Input records

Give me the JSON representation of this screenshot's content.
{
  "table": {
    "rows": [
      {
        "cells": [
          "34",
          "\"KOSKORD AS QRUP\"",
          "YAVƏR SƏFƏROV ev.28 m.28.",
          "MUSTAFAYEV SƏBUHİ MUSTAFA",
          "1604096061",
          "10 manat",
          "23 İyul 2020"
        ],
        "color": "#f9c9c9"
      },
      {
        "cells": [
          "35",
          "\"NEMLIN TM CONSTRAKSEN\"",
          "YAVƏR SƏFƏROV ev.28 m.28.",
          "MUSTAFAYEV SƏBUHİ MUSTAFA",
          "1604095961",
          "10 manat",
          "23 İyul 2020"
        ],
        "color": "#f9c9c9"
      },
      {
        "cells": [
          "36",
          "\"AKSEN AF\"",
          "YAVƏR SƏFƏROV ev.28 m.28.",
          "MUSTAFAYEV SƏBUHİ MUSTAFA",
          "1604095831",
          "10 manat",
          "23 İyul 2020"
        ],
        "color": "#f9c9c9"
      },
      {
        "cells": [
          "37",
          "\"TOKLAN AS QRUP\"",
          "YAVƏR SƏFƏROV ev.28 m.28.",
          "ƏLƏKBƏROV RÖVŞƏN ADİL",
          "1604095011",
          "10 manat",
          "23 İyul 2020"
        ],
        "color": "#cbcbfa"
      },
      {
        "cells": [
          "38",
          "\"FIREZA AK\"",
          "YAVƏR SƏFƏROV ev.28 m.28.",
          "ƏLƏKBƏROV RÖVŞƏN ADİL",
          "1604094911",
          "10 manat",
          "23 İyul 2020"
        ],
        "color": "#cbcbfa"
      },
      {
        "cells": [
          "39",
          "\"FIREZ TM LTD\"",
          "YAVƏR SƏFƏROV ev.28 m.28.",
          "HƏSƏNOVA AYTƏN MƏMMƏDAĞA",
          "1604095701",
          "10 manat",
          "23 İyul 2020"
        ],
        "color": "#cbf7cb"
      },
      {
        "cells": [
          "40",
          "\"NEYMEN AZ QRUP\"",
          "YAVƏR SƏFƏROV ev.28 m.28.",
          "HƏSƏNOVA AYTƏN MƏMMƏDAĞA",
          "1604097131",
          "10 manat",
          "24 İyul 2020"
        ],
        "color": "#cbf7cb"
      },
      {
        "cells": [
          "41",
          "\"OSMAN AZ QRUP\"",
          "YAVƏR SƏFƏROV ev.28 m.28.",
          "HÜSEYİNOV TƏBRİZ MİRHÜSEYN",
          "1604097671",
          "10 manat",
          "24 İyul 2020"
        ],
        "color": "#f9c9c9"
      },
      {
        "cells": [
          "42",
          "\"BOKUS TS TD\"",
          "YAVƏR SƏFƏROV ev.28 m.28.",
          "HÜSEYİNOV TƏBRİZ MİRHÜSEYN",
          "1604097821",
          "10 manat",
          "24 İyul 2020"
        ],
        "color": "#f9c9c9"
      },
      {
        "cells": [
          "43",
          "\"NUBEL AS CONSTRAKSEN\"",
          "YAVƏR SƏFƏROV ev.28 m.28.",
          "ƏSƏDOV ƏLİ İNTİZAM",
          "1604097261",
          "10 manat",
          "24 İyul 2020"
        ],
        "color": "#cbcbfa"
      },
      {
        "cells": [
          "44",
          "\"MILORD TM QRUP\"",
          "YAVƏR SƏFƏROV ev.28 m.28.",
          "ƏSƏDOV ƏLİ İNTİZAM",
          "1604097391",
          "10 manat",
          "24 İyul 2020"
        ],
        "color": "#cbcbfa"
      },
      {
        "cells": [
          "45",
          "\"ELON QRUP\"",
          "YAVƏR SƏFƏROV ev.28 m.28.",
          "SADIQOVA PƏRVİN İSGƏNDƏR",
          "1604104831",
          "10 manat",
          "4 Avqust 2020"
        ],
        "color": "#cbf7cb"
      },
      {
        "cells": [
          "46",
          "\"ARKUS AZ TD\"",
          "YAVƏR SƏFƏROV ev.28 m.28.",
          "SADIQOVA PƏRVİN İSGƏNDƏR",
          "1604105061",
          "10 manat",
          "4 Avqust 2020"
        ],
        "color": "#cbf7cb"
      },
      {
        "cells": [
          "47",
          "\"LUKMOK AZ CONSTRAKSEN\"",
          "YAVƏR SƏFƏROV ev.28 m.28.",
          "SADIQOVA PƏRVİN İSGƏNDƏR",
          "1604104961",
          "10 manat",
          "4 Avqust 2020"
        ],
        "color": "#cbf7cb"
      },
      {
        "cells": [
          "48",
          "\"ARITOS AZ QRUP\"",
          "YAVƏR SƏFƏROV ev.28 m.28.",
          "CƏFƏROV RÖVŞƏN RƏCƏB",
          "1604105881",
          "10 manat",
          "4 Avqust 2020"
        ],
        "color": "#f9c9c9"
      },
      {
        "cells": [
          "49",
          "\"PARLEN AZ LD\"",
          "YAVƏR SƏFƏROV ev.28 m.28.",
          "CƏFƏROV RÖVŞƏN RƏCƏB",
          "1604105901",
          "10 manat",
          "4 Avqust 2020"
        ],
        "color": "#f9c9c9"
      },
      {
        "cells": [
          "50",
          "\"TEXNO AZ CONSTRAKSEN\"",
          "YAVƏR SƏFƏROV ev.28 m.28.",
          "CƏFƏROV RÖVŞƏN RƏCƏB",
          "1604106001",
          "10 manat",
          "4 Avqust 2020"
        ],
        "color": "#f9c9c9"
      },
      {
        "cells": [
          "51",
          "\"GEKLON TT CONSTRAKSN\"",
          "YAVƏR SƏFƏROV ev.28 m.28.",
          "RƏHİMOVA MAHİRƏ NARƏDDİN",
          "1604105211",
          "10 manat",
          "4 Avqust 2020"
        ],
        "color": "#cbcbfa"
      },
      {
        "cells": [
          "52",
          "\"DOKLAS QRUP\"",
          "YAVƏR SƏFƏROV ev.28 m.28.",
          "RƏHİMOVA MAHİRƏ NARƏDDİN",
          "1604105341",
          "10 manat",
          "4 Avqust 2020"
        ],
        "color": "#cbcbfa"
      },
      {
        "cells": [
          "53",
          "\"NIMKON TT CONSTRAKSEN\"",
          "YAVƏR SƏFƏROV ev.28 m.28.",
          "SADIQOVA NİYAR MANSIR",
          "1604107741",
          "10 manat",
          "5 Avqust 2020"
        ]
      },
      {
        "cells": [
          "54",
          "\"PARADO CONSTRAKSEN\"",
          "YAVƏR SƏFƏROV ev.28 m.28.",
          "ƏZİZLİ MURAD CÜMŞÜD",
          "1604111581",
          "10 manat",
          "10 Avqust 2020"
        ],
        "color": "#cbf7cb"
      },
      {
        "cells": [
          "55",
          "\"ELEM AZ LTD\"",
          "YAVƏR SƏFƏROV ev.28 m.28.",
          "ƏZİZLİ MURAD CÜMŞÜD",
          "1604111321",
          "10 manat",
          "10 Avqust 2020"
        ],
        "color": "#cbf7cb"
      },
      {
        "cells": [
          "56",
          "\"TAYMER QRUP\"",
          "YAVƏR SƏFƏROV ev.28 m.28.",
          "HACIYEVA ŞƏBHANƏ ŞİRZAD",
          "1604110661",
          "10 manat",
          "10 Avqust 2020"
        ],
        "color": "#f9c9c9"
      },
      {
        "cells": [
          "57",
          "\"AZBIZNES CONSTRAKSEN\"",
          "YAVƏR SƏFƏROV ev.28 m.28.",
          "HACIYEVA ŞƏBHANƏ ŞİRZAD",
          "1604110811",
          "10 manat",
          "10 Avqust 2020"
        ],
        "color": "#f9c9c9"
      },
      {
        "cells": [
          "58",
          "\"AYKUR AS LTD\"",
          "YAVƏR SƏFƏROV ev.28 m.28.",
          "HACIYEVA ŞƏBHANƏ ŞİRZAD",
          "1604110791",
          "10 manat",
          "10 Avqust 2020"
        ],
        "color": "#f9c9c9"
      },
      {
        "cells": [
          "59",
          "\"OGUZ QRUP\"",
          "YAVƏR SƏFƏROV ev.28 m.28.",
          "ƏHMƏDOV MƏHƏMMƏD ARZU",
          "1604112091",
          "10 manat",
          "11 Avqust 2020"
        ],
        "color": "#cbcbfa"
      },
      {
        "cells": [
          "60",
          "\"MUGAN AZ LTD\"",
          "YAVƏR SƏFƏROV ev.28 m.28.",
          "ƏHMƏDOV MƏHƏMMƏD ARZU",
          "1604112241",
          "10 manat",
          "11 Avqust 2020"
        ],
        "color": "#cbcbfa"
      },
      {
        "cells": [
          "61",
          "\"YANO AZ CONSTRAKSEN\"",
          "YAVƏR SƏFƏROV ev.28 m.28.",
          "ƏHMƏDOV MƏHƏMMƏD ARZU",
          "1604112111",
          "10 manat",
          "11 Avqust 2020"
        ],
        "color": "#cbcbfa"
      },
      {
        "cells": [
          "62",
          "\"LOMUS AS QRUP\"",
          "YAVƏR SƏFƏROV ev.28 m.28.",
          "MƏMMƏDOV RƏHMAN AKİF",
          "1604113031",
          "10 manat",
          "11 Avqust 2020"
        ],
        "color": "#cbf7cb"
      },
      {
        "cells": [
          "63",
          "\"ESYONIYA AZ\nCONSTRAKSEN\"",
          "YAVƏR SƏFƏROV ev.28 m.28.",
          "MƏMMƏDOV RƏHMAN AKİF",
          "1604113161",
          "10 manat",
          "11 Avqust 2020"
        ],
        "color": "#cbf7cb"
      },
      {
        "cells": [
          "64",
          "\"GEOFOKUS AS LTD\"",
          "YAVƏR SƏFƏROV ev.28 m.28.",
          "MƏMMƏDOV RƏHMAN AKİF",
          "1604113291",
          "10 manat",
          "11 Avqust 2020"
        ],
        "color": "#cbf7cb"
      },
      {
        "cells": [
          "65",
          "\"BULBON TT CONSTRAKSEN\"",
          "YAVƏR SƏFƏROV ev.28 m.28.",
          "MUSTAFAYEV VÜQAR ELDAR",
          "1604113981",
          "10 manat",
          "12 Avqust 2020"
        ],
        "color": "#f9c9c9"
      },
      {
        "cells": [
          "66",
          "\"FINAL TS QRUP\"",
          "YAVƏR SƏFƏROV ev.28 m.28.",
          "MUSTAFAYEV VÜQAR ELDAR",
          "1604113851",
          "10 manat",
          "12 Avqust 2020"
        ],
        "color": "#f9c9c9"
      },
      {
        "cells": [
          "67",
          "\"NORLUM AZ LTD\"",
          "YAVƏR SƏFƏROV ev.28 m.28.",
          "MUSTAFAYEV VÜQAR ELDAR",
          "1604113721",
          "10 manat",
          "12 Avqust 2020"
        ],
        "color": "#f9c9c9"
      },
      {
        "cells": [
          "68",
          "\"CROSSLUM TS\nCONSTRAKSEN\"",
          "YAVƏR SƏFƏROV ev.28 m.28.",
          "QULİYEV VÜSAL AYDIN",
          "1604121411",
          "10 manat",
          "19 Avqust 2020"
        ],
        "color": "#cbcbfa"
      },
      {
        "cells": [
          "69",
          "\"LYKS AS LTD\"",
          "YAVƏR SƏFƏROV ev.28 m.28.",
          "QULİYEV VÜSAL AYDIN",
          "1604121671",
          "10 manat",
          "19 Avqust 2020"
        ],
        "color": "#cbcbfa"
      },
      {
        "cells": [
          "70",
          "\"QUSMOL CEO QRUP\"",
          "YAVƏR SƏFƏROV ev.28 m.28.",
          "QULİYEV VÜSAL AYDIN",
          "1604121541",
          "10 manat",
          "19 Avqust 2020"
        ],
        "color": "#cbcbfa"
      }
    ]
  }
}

Short exercise
Extract all lines from the material above that include the word "nCONSTRAKSEN".

Result below
          "\"ESYONIYA AZ\nCONSTRAKSEN\"",
          "\"CROSSLUM TS\nCONSTRAKSEN\"",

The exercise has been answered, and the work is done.